Without the pictures, output the records below word for word.

-- Start --

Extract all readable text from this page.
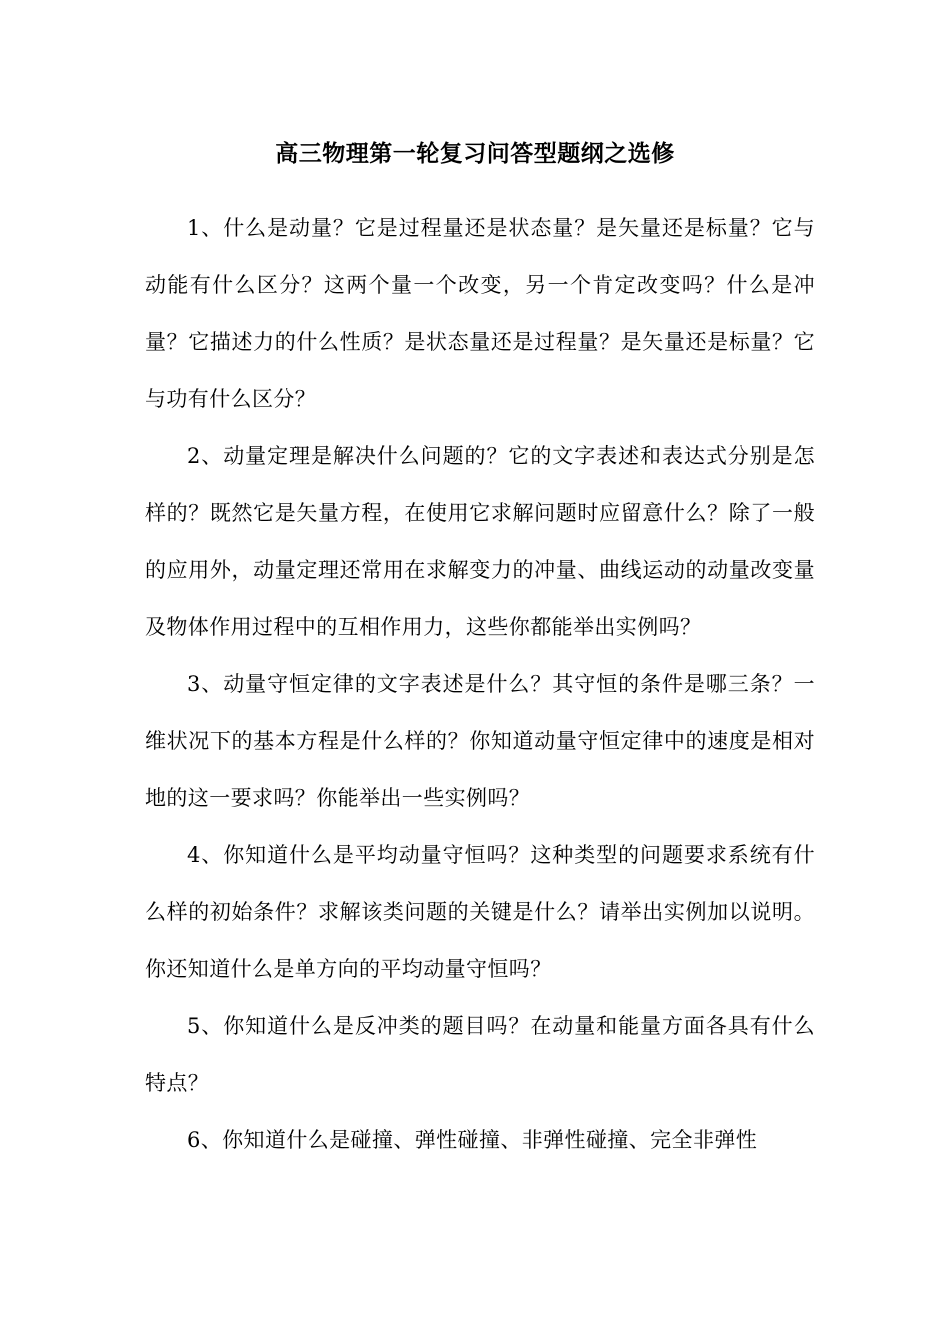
高三物理第一轮复习问答型题纲之选修

1、什么是动量？它是过程量还是状态量？是矢量还是标量？它与动能有什么区分？这两个量一个改变，另一个肯定改变吗？什么是冲量？它描述力的什么性质？是状态量还是过程量？是矢量还是标量？它与功有什么区分？

2、动量定理是解决什么问题的？它的文字表述和表达式分别是怎样的？既然它是矢量方程，在使用它求解问题时应留意什么？除了一般的应用外，动量定理还常用在求解变力的冲量、曲线运动的动量改变量及物体作用过程中的互相作用力，这些你都能举出实例吗？

3、动量守恒定律的文字表述是什么？其守恒的条件是哪三条？一维状况下的基本方程是什么样的？你知道动量守恒定律中的速度是相对地的这一要求吗？你能举出一些实例吗？

4、你知道什么是平均动量守恒吗？这种类型的问题要求系统有什么样的初始条件？求解该类问题的关键是什么？请举出实例加以说明。你还知道什么是单方向的平均动量守恒吗？

5、你知道什么是反冲类的题目吗？在动量和能量方面各具有什么特点？

6、你知道什么是碰撞、弹性碰撞、非弹性碰撞、完全非弹性
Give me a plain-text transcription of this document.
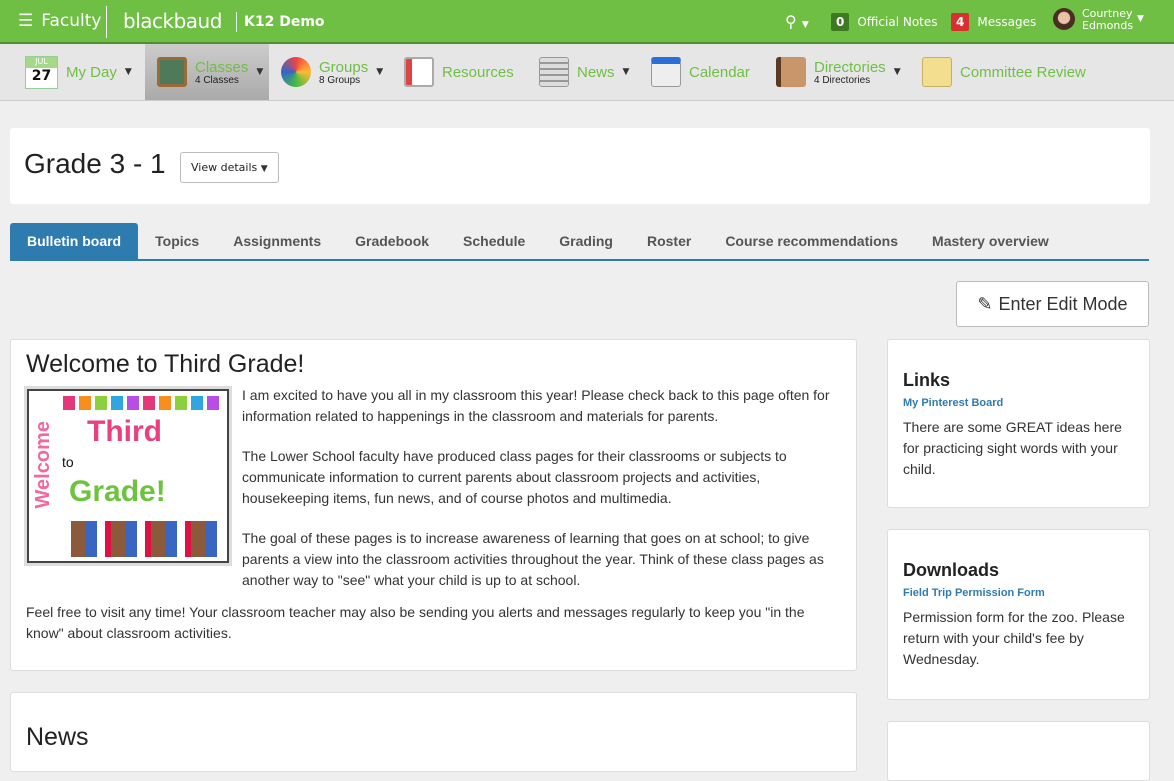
☰ Faculty blackbaud K12 Demo	⚲ ▼	0	Official Notes	4	Messages
Courtney
Edmonds ▼
JUL
27 My Day ▼	Classes
4 Classes
▼	Groups
8 Groups
▼	Resources	News ▼	Calendar	Directories
4 Directories
▼	Committee Review
Grade 3 - 1	View details ▼
Bulletin board	Topics	Assignments	Gradebook	Schedule	Grading	Roster	Course recommendations	Mastery overview
✎ Enter Edit Mode
Welcome to Third Grade!
Welcome to
Third
Grade!

I am excited to have you all in my classroom this year! Please check back to this page often for information related to happenings in the classroom and materials for parents.

The Lower School faculty have produced class pages for their classrooms or subjects to communicate information to current parents about classroom projects and activities, housekeeping items, fun news, and of course photos and multimedia.

The goal of these pages is to increase awareness of learning that goes on at school; to give parents a view into the classroom activities throughout the year. Think of these class pages as another way to "see" what your child is up to at school.

Feel free to visit any time! Your classroom teacher may also be sending you alerts and messages regularly to keep you "in the know" about classroom activities.

News
Links
My Pinterest Board

There are some GREAT ideas here for practicing sight words with your child.

Downloads
Field Trip Permission Form

Permission form for the zoo. Please return with your child's fee by Wednesday.
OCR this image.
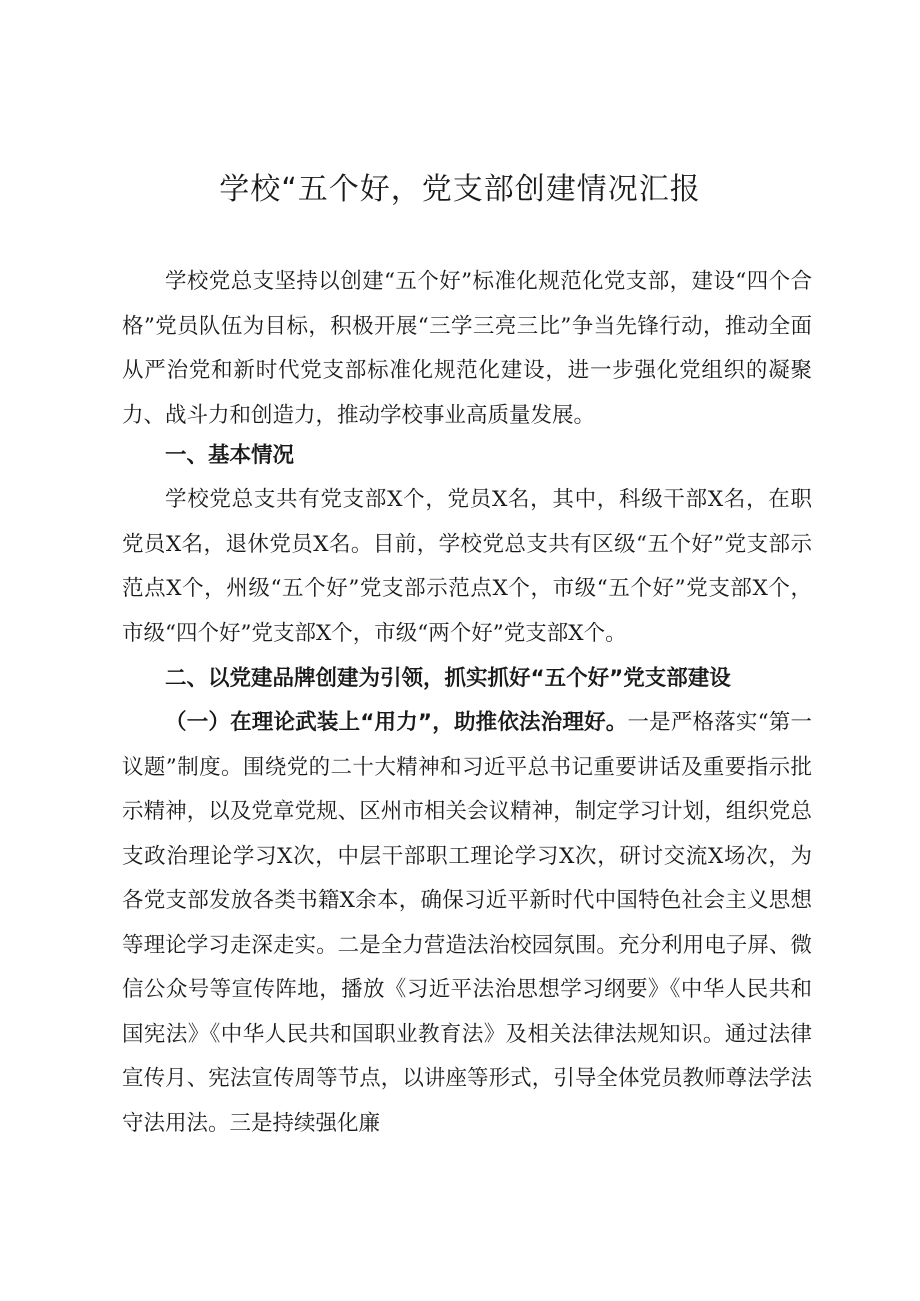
学校“五个好，党支部创建情况汇报

学校党总支坚持以创建“五个好”标准化规范化党支部，建设“四个合格”党员队伍为目标，积极开展“三学三亮三比”争当先锋行动，推动全面从严治党和新时代党支部标准化规范化建设，进一步强化党组织的凝聚力、战斗力和创造力，推动学校事业高质量发展。

一、基本情况

学校党总支共有党支部X个，党员X名，其中，科级干部X名，在职党员X名，退休党员X名。目前，学校党总支共有区级“五个好”党支部示范点X个，州级“五个好”党支部示范点X个，市级“五个好”党支部X个，市级“四个好”党支部X个，市级“两个好”党支部X个。

二、以党建品牌创建为引领，抓实抓好“五个好”党支部建设

（一）在理论武装上“用力”，助推依法治理好。一是严格落实“第一议题”制度。围绕党的二十大精神和习近平总书记重要讲话及重要指示批示精神，以及党章党规、区州市相关会议精神，制定学习计划，组织党总支政治理论学习X次，中层干部职工理论学习X次，研讨交流X场次，为各党支部发放各类书籍X余本，确保习近平新时代中国特色社会主义思想等理论学习走深走实。二是全力营造法治校园氛围。充分利用电子屏、微信公众号等宣传阵地，播放《习近平法治思想学习纲要》《中华人民共和国宪法》《中华人民共和国职业教育法》及相关法律法规知识。通过法律宣传月、宪法宣传周等节点，以讲座等形式，引导全体党员教师尊法学法守法用法。三是持续强化廉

-- End --

Result for this exercise>
Extract all readable text from this page.
高三物理第一轮复习问答型题纲之选修

1、什么是动量？它是过程量还是状态量？是矢量还是标量？它与动能有什么区分？这两个量一个改变，另一个肯定改变吗？什么是冲量？它描述力的什么性质？是状态量还是过程量？是矢量还是标量？它与功有什么区分？

2、动量定理是解决什么问题的？它的文字表述和表达式分别是怎样的？既然它是矢量方程，在使用它求解问题时应留意什么？除了一般的应用外，动量定理还常用在求解变力的冲量、曲线运动的动量改变量及物体作用过程中的互相作用力，这些你都能举出实例吗？

3、动量守恒定律的文字表述是什么？其守恒的条件是哪三条？一维状况下的基本方程是什么样的？你知道动量守恒定律中的速度是相对地的这一要求吗？你能举出一些实例吗？

4、你知道什么是平均动量守恒吗？这种类型的问题要求系统有什么样的初始条件？求解该类问题的关键是什么？请举出实例加以说明。你还知道什么是单方向的平均动量守恒吗？

5、你知道什么是反冲类的题目吗？在动量和能量方面各具有什么特点？

6、你知道什么是碰撞、弹性碰撞、非弹性碰撞、完全非弹性
Give me a plain-text transcription of this document.
☰ Faculty blackbaud K12 Demo	⚲ ▼	0	Official Notes	4	Messages
Courtney
Edmonds ▼
JUL
27 My Day ▼	Classes
4 Classes
▼	Groups
8 Groups
▼	Resources	News ▼	Calendar	Directories
4 Directories
▼	Committee Review
Grade 3 - 1	View details ▼
Bulletin board	Topics	Assignments	Gradebook	Schedule	Grading	Roster	Course recommendations	Mastery overview
✎ Enter Edit Mode
Welcome to Third Grade!
Welcome to
Third
Grade!

I am excited to have you all in my classroom this year! Please check back to this page often for information related to happenings in the classroom and materials for parents.

The Lower School faculty have produced class pages for their classrooms or subjects to communicate information to current parents about classroom projects and activities, housekeeping items, fun news, and of course photos and multimedia.

The goal of these pages is to increase awareness of learning that goes on at school; to give parents a view into the classroom activities throughout the year. Think of these class pages as another way to "see" what your child is up to at school.

Feel free to visit any time! Your classroom teacher may also be sending you alerts and messages regularly to keep you "in the know" about classroom activities.

News
Links
My Pinterest Board

There are some GREAT ideas here for practicing sight words with your child.

Downloads
Field Trip Permission Form

Permission form for the zoo. Please return with your child's fee by Wednesday.
OCR this image.
学校“五个好，党支部创建情况汇报

学校党总支坚持以创建“五个好”标准化规范化党支部，建设“四个合格”党员队伍为目标，积极开展“三学三亮三比”争当先锋行动，推动全面从严治党和新时代党支部标准化规范化建设，进一步强化党组织的凝聚力、战斗力和创造力，推动学校事业高质量发展。

一、基本情况

学校党总支共有党支部X个，党员X名，其中，科级干部X名，在职党员X名，退休党员X名。目前，学校党总支共有区级“五个好”党支部示范点X个，州级“五个好”党支部示范点X个，市级“五个好”党支部X个，市级“四个好”党支部X个，市级“两个好”党支部X个。

二、以党建品牌创建为引领，抓实抓好“五个好”党支部建设

（一）在理论武装上“用力”，助推依法治理好。一是严格落实“第一议题”制度。围绕党的二十大精神和习近平总书记重要讲话及重要指示批示精神，以及党章党规、区州市相关会议精神，制定学习计划，组织党总支政治理论学习X次，中层干部职工理论学习X次，研讨交流X场次，为各党支部发放各类书籍X余本，确保习近平新时代中国特色社会主义思想等理论学习走深走实。二是全力营造法治校园氛围。充分利用电子屏、微信公众号等宣传阵地，播放《习近平法治思想学习纲要》《中华人民共和国宪法》《中华人民共和国职业教育法》及相关法律法规知识。通过法律宣传月、宪法宣传周等节点，以讲座等形式，引导全体党员教师尊法学法守法用法。三是持续强化廉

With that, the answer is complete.